===== Text excerpt
I meant curation in the general sense, and my first thoughts tend to go to ActiveState and Anaconda rather than the purely volunteer driven ones.
Either way, it’s much harder to fall victim to typosquatting when someone has to manually import the malicious package into a separate index first.
I hope you’ll pardon the long post. I’m excited about this effort, since it touches on a topic I’ve explored and thought about quite a bit in the past. I am looking forward to seeing the exciting results!
Note that my original post wasn’t allowed since new users can only include two links in their post. I’ve pasted the full post (including citations and links) in this gist.
When it comes to malware prevention, my thoughts can be divided into sections covering prevention and detection.
As we’ve seen, malware on package managers frequently comes from:
- Hijacking existing packages through account compromise
- Hijacking existing packages that have been abandoned or deleted
- Registering typo-squatted packages
I’d like to take a look at what might be done to help mitigate each of these.
Hijacking via Account Compromise
Encourage 2FA Adoption
It’s very exciting to see the strides PyPI has already made in enabling 2FA for accounts, which is a great first step. But I would also consider - after 2FA is both fully in production and stable - encouraging maintainers to turn on 2FA by prompting a warning during a package upload or login to PyPI if the account doesn’t have 2FA enabled.
Enforce 2FA for Maintainers
I’ve seen some package managers, like npm, offer owners of a package the ability to force other maintainers to enable 2FA in order to publish a new version of a package. This would be a useful addition to PyPI as well. I didn’t see anything on this thread that suggested this was in the works, but let me know if I’m missing something.
Monitoring for Leaked API Tokens
It’s exciting to see the work being done leveraging Macaroons as API tokens. As this becomes a more widely used feature, I would recommend signing up for Github’s Token Scanning service to identify and revoke API tokens that might be accidentally leaked in commits to Github. Since you’re using a prefix “pypi”, you should be able to craft a regex that reliably identifies the API tokens. It looks like this has been suggested in #6051, so consider this a +1.
left-pad incident a while back, npm created an unpublish policy which led to the following rules:
- You can unpublish a package as long as it’s less than 72 hours old
- Otherwise, deprecation is highly recommended. I think you can still unpublish by contacting support
I wasn’t able to find a similar policy for PyPI, but the one from npm seems reasonable. I like that it offers an org like PSF the chance to transfer the package to a holding space or otherwise find a middle-ground with the original author. That said, I don’t have metrics to indicate how many support tickets this would have caused in the past x months.
==========
Rewrite the paragraph in the forum post above that begins "It's exciting to see the work being done" as a short bulleted list that keeps its main facts.
===== Listing
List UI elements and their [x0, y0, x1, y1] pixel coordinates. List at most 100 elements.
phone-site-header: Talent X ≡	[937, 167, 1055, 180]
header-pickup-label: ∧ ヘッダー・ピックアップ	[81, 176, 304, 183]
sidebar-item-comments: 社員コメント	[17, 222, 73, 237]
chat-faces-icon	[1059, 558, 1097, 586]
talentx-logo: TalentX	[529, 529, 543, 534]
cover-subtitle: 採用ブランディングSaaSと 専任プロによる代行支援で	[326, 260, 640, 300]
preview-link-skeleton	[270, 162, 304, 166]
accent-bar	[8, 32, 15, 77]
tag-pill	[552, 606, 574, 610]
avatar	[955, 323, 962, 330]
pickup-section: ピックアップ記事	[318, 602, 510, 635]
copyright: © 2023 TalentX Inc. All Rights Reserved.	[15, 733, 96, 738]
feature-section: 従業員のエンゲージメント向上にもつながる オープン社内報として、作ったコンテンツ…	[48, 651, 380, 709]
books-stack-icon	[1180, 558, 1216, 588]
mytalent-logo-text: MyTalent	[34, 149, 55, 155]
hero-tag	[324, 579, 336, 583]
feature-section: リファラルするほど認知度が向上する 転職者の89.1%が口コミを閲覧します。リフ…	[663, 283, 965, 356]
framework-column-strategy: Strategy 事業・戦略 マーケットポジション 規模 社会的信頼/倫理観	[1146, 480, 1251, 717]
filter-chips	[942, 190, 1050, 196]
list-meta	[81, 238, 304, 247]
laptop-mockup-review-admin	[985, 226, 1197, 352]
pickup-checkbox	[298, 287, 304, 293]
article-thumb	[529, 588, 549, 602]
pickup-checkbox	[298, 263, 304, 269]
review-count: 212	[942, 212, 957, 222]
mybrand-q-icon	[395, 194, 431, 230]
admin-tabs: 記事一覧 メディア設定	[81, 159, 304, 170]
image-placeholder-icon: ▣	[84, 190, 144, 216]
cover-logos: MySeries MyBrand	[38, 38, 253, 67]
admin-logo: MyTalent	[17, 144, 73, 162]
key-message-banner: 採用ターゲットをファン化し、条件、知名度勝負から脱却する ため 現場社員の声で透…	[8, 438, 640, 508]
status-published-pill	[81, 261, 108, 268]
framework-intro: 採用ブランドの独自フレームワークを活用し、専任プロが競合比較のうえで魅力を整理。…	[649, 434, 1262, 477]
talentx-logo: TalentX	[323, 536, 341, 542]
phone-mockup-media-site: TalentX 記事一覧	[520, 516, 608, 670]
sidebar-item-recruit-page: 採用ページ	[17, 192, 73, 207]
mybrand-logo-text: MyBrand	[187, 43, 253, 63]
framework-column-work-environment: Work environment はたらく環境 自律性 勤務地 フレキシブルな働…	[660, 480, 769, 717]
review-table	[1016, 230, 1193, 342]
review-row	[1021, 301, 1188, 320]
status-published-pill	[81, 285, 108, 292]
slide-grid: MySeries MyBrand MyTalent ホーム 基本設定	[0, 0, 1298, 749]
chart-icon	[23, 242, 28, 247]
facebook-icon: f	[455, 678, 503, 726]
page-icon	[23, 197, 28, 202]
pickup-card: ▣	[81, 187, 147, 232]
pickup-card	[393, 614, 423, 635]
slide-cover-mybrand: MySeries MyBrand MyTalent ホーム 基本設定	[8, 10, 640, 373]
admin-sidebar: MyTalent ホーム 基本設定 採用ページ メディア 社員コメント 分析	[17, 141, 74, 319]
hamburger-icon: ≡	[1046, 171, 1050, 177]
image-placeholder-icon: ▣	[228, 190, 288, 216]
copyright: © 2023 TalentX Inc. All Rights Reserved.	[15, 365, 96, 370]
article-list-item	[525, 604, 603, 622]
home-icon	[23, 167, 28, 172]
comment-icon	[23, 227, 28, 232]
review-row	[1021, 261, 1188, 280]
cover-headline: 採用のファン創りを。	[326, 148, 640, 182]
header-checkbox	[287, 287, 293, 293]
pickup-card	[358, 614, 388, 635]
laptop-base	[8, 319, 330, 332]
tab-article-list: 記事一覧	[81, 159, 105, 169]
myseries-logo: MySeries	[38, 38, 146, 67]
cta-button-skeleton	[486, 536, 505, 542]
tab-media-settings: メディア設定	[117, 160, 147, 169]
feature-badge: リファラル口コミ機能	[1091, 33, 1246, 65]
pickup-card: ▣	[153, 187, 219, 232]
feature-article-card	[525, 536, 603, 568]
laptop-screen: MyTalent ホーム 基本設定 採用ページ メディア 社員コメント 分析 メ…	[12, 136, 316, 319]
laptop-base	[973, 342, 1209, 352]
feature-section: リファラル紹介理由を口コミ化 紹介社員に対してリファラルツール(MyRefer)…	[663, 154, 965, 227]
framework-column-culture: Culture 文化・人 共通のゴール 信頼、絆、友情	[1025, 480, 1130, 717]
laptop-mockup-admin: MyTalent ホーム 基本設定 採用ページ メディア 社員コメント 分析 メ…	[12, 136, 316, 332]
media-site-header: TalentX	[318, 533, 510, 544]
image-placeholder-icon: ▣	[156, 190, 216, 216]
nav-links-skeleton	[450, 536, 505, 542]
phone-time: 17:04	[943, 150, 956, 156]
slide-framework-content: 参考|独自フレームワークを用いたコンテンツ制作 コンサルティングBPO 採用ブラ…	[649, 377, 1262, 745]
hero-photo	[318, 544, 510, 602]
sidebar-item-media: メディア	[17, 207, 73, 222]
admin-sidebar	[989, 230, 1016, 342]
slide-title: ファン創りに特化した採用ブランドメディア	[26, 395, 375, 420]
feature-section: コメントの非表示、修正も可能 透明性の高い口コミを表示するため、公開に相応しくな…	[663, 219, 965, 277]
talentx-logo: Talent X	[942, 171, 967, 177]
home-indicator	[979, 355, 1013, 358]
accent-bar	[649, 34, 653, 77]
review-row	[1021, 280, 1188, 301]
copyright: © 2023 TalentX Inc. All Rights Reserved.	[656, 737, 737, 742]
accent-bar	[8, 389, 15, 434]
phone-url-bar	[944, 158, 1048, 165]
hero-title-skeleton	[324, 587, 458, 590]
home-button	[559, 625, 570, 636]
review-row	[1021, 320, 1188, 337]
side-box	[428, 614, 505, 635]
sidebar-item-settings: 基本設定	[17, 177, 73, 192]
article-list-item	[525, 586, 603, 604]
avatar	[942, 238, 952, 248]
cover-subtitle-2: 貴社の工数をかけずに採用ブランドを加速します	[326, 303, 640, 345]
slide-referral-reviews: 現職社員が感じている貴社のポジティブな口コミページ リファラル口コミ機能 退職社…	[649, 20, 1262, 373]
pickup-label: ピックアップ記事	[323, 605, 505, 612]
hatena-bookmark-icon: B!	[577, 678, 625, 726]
==========
Written answer
- Work is under way to use Macaroons as API tokens.
- As the feature comes into wider use, the post recommends signing up for Github's Token Scanning service to find and revoke API tokens accidentally leaked in commits to Github.
- Because the tokens use the prefix "pypi", a regex should be able to identify them reliably.
- The idea was already suggested in #6051, so the post counts as a +1.